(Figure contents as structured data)
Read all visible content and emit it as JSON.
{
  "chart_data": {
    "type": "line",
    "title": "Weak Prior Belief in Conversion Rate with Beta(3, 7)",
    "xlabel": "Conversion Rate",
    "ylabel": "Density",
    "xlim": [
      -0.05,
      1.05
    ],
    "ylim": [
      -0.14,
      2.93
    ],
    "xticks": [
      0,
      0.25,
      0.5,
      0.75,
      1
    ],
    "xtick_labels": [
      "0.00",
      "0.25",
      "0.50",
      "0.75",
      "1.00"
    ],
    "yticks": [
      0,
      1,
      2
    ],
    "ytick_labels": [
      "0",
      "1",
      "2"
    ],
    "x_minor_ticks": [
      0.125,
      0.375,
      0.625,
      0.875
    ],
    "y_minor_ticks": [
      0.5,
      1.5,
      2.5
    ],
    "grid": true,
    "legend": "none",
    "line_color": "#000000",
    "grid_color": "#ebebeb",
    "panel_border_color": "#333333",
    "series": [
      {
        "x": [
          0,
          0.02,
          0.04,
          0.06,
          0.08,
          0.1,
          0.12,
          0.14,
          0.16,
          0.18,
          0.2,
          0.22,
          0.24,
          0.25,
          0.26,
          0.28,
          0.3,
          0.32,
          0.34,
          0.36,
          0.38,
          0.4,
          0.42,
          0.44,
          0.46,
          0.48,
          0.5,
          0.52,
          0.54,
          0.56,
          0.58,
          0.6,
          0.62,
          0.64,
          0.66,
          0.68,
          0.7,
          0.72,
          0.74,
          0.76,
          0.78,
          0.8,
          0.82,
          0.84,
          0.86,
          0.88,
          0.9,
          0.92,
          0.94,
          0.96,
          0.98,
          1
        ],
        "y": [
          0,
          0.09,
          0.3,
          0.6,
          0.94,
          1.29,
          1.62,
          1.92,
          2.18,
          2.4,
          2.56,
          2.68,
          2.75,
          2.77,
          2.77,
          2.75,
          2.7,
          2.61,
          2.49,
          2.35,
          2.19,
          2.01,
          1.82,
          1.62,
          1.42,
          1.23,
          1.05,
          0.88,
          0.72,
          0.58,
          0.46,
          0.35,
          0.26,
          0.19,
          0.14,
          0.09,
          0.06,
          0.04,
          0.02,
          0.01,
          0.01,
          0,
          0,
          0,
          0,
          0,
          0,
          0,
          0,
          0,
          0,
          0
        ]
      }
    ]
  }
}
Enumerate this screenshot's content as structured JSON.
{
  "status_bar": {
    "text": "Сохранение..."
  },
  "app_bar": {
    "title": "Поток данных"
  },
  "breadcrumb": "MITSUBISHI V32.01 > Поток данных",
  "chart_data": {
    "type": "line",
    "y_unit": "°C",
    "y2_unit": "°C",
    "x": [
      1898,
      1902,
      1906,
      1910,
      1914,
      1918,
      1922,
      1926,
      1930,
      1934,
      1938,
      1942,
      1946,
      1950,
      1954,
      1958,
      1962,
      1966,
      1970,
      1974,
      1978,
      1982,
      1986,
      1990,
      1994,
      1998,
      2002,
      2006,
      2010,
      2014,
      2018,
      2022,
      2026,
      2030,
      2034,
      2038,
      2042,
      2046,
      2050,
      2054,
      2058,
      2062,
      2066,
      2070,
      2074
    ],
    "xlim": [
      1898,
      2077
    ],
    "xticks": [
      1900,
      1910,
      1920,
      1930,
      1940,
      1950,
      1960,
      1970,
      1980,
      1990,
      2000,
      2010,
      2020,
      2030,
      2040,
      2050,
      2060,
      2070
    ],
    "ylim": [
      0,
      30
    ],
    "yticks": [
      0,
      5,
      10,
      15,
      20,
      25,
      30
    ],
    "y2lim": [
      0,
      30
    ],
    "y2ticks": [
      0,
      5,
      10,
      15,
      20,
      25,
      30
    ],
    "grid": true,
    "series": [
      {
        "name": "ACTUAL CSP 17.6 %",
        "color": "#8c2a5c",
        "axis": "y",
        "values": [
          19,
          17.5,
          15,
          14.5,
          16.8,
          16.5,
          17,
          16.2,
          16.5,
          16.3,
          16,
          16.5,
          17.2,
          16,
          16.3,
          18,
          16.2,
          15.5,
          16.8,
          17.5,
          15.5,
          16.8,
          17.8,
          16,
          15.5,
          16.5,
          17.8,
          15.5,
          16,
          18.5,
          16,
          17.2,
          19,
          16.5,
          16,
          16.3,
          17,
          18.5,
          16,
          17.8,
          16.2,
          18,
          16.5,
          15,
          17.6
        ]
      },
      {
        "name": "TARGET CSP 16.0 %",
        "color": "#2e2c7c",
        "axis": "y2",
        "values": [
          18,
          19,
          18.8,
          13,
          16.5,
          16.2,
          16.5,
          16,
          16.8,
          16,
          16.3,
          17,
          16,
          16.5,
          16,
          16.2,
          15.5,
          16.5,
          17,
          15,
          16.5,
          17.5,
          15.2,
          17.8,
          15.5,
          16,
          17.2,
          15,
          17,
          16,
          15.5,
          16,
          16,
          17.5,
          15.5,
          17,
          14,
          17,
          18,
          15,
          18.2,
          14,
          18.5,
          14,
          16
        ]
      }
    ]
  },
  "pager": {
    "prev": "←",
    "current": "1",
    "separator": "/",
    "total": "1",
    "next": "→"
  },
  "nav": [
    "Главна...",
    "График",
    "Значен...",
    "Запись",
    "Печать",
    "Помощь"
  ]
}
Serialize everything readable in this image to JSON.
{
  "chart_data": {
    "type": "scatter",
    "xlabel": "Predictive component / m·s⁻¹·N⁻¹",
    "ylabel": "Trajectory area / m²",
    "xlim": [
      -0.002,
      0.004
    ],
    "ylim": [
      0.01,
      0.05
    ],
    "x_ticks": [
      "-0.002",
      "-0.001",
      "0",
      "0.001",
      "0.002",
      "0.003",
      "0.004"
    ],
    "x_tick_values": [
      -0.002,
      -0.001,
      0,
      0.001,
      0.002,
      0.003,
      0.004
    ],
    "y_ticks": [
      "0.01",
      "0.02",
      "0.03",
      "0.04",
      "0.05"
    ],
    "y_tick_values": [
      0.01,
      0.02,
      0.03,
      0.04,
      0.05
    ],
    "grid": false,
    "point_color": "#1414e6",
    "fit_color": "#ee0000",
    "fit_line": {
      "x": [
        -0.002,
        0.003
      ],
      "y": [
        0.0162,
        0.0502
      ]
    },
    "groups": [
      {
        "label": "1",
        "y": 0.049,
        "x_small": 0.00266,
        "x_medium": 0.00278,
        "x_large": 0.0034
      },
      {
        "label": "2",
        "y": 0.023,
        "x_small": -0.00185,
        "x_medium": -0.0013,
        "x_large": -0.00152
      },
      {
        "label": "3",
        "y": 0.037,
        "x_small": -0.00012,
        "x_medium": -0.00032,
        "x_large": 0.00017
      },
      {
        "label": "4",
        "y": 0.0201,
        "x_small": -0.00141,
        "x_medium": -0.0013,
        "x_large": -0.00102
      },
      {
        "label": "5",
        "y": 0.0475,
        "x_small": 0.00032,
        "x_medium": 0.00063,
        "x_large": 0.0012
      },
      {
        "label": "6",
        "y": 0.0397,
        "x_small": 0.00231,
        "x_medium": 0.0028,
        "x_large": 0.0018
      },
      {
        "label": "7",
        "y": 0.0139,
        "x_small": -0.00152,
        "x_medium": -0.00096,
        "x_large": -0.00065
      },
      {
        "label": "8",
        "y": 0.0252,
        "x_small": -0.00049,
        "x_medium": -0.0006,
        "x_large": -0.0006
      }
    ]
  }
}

### Task directions:
Reproduce the data, keeping every line exactly the same.

### Full solution:
Read all visible content and emit it as JSON.
{
  "chart_data": {
    "type": "line",
    "title": "Weak Prior Belief in Conversion Rate with Beta(3, 7)",
    "xlabel": "Conversion Rate",
    "ylabel": "Density",
    "xlim": [
      -0.05,
      1.05
    ],
    "ylim": [
      -0.14,
      2.93
    ],
    "xticks": [
      0,
      0.25,
      0.5,
      0.75,
      1
    ],
    "xtick_labels": [
      "0.00",
      "0.25",
      "0.50",
      "0.75",
      "1.00"
    ],
    "yticks": [
      0,
      1,
      2
    ],
    "ytick_labels": [
      "0",
      "1",
      "2"
    ],
    "x_minor_ticks": [
      0.125,
      0.375,
      0.625,
      0.875
    ],
    "y_minor_ticks": [
      0.5,
      1.5,
      2.5
    ],
    "grid": true,
    "legend": "none",
    "line_color": "#000000",
    "grid_color": "#ebebeb",
    "panel_border_color": "#333333",
    "series": [
      {
        "x": [
          0,
          0.02,
          0.04,
          0.06,
          0.08,
          0.1,
          0.12,
          0.14,
          0.16,
          0.18,
          0.2,
          0.22,
          0.24,
          0.25,
          0.26,
          0.28,
          0.3,
          0.32,
          0.34,
          0.36,
          0.38,
          0.4,
          0.42,
          0.44,
          0.46,
          0.48,
          0.5,
          0.52,
          0.54,
          0.56,
          0.58,
          0.6,
          0.62,
          0.64,
          0.66,
          0.68,
          0.7,
          0.72,
          0.74,
          0.76,
          0.78,
          0.8,
          0.82,
          0.84,
          0.86,
          0.88,
          0.9,
          0.92,
          0.94,
          0.96,
          0.98,
          1
        ],
        "y": [
          0,
          0.09,
          0.3,
          0.6,
          0.94,
          1.29,
          1.62,
          1.92,
          2.18,
          2.4,
          2.56,
          2.68,
          2.75,
          2.77,
          2.77,
          2.75,
          2.7,
          2.61,
          2.49,
          2.35,
          2.19,
          2.01,
          1.82,
          1.62,
          1.42,
          1.23,
          1.05,
          0.88,
          0.72,
          0.58,
          0.46,
          0.35,
          0.26,
          0.19,
          0.14,
          0.09,
          0.06,
          0.04,
          0.02,
          0.01,
          0.01,
          0,
          0,
          0,
          0,
          0,
          0,
          0,
          0,
          0,
          0,
          0
        ]
      }
    ]
  }
}
Enumerate this screenshot's content as structured JSON.
{
  "status_bar": {
    "text": "Сохранение..."
  },
  "app_bar": {
    "title": "Поток данных"
  },
  "breadcrumb": "MITSUBISHI V32.01 > Поток данных",
  "chart_data": {
    "type": "line",
    "y_unit": "°C",
    "y2_unit": "°C",
    "x": [
      1898,
      1902,
      1906,
      1910,
      1914,
      1918,
      1922,
      1926,
      1930,
      1934,
      1938,
      1942,
      1946,
      1950,
      1954,
      1958,
      1962,
      1966,
      1970,
      1974,
      1978,
      1982,
      1986,
      1990,
      1994,
      1998,
      2002,
      2006,
      2010,
      2014,
      2018,
      2022,
      2026,
      2030,
      2034,
      2038,
      2042,
      2046,
      2050,
      2054,
      2058,
      2062,
      2066,
      2070,
      2074
    ],
    "xlim": [
      1898,
      2077
    ],
    "xticks": [
      1900,
      1910,
      1920,
      1930,
      1940,
      1950,
      1960,
      1970,
      1980,
      1990,
      2000,
      2010,
      2020,
      2030,
      2040,
      2050,
      2060,
      2070
    ],
    "ylim": [
      0,
      30
    ],
    "yticks": [
      0,
      5,
      10,
      15,
      20,
      25,
      30
    ],
    "y2lim": [
      0,
      30
    ],
    "y2ticks": [
      0,
      5,
      10,
      15,
      20,
      25,
      30
    ],
    "grid": true,
    "series": [
      {
        "name": "ACTUAL CSP 17.6 %",
        "color": "#8c2a5c",
        "axis": "y",
        "values": [
          19,
          17.5,
          15,
          14.5,
          16.8,
          16.5,
          17,
          16.2,
          16.5,
          16.3,
          16,
          16.5,
          17.2,
          16,
          16.3,
          18,
          16.2,
          15.5,
          16.8,
          17.5,
          15.5,
          16.8,
          17.8,
          16,
          15.5,
          16.5,
          17.8,
          15.5,
          16,
          18.5,
          16,
          17.2,
          19,
          16.5,
          16,
          16.3,
          17,
          18.5,
          16,
          17.8,
          16.2,
          18,
          16.5,
          15,
          17.6
        ]
      },
      {
        "name": "TARGET CSP 16.0 %",
        "color": "#2e2c7c",
        "axis": "y2",
        "values": [
          18,
          19,
          18.8,
          13,
          16.5,
          16.2,
          16.5,
          16,
          16.8,
          16,
          16.3,
          17,
          16,
          16.5,
          16,
          16.2,
          15.5,
          16.5,
          17,
          15,
          16.5,
          17.5,
          15.2,
          17.8,
          15.5,
          16,
          17.2,
          15,
          17,
          16,
          15.5,
          16,
          16,
          17.5,
          15.5,
          17,
          14,
          17,
          18,
          15,
          18.2,
          14,
          18.5,
          14,
          16
        ]
      }
    ]
  },
  "pager": {
    "prev": "←",
    "current": "1",
    "separator": "/",
    "total": "1",
    "next": "→"
  },
  "nav": [
    "Главна...",
    "График",
    "Значен...",
    "Запись",
    "Печать",
    "Помощь"
  ]
}
Serialize everything readable in this image to JSON.
{
  "chart_data": {
    "type": "scatter",
    "xlabel": "Predictive component / m·s⁻¹·N⁻¹",
    "ylabel": "Trajectory area / m²",
    "xlim": [
      -0.002,
      0.004
    ],
    "ylim": [
      0.01,
      0.05
    ],
    "x_ticks": [
      "-0.002",
      "-0.001",
      "0",
      "0.001",
      "0.002",
      "0.003",
      "0.004"
    ],
    "x_tick_values": [
      -0.002,
      -0.001,
      0,
      0.001,
      0.002,
      0.003,
      0.004
    ],
    "y_ticks": [
      "0.01",
      "0.02",
      "0.03",
      "0.04",
      "0.05"
    ],
    "y_tick_values": [
      0.01,
      0.02,
      0.03,
      0.04,
      0.05
    ],
    "grid": false,
    "point_color": "#1414e6",
    "fit_color": "#ee0000",
    "fit_line": {
      "x": [
        -0.002,
        0.003
      ],
      "y": [
        0.0162,
        0.0502
      ]
    },
    "groups": [
      {
        "label": "1",
        "y": 0.049,
        "x_small": 0.00266,
        "x_medium": 0.00278,
        "x_large": 0.0034
      },
      {
        "label": "2",
        "y": 0.023,
        "x_small": -0.00185,
        "x_medium": -0.0013,
        "x_large": -0.00152
      },
      {
        "label": "3",
        "y": 0.037,
        "x_small": -0.00012,
        "x_medium": -0.00032,
        "x_large": 0.00017
      },
      {
        "label": "4",
        "y": 0.0201,
        "x_small": -0.00141,
        "x_medium": -0.0013,
        "x_large": -0.00102
      },
      {
        "label": "5",
        "y": 0.0475,
        "x_small": 0.00032,
        "x_medium": 0.00063,
        "x_large": 0.0012
      },
      {
        "label": "6",
        "y": 0.0397,
        "x_small": 0.00231,
        "x_medium": 0.0028,
        "x_large": 0.0018
      },
      {
        "label": "7",
        "y": 0.0139,
        "x_small": -0.00152,
        "x_medium": -0.00096,
        "x_large": -0.00065
      },
      {
        "label": "8",
        "y": 0.0252,
        "x_small": -0.00049,
        "x_medium": -0.0006,
        "x_large": -0.0006
      }
    ]
  }
}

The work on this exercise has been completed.